#### REQUIRED TASK:
From the listing below, tally the lines that include "text". Return only the total.

#### RECORDS PROVIDED:

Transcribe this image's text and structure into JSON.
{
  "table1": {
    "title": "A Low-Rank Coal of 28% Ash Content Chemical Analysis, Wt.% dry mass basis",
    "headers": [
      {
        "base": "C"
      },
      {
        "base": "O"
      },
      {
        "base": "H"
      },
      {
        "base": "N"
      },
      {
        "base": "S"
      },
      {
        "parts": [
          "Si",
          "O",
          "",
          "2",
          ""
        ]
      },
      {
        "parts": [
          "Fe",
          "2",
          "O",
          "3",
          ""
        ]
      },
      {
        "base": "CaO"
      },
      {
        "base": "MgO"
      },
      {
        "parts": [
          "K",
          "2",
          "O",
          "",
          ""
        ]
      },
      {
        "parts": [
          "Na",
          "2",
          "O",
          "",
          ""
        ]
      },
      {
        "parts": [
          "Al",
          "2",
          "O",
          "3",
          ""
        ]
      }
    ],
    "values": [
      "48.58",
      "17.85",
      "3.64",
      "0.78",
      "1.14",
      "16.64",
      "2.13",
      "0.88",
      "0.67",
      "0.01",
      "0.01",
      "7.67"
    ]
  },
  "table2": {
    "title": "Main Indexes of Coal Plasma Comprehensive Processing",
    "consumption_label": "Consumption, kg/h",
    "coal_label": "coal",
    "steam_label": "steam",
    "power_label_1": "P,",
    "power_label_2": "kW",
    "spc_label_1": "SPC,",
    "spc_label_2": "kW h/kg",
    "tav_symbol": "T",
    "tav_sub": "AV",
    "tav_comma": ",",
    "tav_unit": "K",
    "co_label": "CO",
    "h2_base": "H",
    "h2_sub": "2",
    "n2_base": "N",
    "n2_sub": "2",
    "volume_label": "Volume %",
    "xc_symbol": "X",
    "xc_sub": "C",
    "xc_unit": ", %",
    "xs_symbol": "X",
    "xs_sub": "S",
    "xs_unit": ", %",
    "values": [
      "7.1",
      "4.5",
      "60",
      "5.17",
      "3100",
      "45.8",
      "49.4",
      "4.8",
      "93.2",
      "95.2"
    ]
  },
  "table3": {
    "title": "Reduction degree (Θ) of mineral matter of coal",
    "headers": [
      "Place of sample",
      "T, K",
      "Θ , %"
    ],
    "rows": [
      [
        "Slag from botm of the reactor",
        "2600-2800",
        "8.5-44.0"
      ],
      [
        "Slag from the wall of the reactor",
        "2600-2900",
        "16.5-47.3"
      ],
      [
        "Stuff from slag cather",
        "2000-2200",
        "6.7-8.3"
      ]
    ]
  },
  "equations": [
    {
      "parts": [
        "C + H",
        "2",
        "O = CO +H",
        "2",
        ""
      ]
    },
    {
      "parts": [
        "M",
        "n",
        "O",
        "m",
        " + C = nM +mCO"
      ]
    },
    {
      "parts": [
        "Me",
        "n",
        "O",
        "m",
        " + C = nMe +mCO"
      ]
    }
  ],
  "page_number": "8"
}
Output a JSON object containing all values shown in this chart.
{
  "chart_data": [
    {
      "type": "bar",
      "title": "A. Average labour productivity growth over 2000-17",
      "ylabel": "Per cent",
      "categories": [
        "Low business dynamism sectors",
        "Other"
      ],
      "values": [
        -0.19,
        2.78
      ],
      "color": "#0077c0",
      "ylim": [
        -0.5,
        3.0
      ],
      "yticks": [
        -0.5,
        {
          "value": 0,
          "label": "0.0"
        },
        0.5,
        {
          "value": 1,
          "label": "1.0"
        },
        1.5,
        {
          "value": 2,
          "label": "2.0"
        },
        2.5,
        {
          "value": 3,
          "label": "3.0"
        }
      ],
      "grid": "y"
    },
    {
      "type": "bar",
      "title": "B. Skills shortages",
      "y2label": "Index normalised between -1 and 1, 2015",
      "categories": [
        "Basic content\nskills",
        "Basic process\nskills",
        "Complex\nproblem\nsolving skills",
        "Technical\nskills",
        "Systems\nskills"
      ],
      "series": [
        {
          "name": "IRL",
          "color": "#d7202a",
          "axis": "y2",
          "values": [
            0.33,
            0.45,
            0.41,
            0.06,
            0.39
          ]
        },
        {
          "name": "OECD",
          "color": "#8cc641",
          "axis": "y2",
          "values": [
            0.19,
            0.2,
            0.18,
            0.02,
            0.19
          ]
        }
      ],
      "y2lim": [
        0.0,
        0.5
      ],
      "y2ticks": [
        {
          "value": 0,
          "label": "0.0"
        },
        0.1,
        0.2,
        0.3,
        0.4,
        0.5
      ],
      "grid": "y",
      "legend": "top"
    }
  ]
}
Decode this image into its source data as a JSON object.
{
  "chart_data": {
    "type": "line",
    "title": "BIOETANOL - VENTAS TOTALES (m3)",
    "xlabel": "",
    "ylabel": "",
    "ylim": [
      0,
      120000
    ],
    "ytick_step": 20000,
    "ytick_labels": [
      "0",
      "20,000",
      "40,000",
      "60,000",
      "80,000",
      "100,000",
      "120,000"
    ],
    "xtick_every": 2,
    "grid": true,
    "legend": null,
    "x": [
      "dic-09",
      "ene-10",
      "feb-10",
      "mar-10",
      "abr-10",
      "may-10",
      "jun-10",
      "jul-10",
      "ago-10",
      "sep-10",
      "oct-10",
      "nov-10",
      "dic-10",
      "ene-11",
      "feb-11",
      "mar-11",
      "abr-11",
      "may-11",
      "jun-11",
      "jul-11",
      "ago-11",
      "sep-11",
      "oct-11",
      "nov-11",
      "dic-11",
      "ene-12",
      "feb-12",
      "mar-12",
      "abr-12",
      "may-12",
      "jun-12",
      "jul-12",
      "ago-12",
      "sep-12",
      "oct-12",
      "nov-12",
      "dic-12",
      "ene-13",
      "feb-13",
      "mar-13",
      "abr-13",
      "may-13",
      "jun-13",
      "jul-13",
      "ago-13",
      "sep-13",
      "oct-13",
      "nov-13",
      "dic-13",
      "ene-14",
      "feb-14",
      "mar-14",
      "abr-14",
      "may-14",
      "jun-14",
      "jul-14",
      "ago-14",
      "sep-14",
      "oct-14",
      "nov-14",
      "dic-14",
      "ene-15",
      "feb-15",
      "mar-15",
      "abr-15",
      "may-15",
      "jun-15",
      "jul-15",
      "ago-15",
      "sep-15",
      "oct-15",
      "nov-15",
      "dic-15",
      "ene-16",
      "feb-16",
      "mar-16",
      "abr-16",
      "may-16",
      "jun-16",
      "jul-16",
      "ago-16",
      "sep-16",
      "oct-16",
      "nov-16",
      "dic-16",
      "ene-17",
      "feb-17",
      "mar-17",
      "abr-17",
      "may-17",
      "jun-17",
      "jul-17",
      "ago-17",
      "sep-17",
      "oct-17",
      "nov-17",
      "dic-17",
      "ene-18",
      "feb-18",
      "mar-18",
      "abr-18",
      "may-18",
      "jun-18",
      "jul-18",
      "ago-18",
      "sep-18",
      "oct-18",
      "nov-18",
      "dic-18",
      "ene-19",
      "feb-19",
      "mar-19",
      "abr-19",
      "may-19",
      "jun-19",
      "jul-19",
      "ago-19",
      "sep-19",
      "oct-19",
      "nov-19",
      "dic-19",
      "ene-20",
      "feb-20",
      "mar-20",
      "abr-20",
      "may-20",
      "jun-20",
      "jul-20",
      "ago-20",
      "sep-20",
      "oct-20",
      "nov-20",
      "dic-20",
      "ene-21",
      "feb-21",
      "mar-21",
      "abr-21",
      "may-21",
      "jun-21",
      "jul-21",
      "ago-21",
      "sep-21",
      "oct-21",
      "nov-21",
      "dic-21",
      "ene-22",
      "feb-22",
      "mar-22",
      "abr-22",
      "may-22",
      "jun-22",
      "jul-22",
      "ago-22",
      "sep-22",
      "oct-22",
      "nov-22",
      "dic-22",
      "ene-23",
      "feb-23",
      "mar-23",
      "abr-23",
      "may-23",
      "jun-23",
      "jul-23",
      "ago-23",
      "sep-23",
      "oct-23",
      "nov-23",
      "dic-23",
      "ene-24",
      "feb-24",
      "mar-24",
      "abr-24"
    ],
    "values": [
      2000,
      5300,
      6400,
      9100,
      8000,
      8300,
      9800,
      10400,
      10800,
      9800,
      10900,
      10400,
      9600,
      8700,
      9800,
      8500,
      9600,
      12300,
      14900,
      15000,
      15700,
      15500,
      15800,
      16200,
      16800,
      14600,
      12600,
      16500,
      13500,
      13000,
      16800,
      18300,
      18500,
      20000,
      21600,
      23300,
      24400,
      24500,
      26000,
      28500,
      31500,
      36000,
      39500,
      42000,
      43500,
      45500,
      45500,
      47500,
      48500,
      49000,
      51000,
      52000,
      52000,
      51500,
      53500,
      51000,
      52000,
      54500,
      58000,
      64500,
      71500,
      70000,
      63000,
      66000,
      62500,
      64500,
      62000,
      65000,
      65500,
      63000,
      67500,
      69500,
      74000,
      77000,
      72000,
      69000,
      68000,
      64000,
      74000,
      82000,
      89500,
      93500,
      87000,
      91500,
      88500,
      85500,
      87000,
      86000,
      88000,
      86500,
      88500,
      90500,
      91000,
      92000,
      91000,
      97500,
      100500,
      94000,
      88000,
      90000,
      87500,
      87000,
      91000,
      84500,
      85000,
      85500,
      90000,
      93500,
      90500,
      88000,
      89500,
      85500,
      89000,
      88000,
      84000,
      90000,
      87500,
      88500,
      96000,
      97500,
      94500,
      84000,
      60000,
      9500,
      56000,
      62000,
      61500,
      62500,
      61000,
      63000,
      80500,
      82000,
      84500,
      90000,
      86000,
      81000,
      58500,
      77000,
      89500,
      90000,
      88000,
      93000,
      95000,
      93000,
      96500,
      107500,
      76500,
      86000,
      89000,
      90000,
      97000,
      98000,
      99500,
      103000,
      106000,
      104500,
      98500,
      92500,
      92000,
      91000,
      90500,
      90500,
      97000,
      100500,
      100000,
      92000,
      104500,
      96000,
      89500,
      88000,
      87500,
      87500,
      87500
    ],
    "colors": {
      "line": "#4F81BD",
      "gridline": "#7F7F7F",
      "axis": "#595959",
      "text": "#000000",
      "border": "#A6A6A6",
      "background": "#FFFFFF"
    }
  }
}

#### RESULT:
2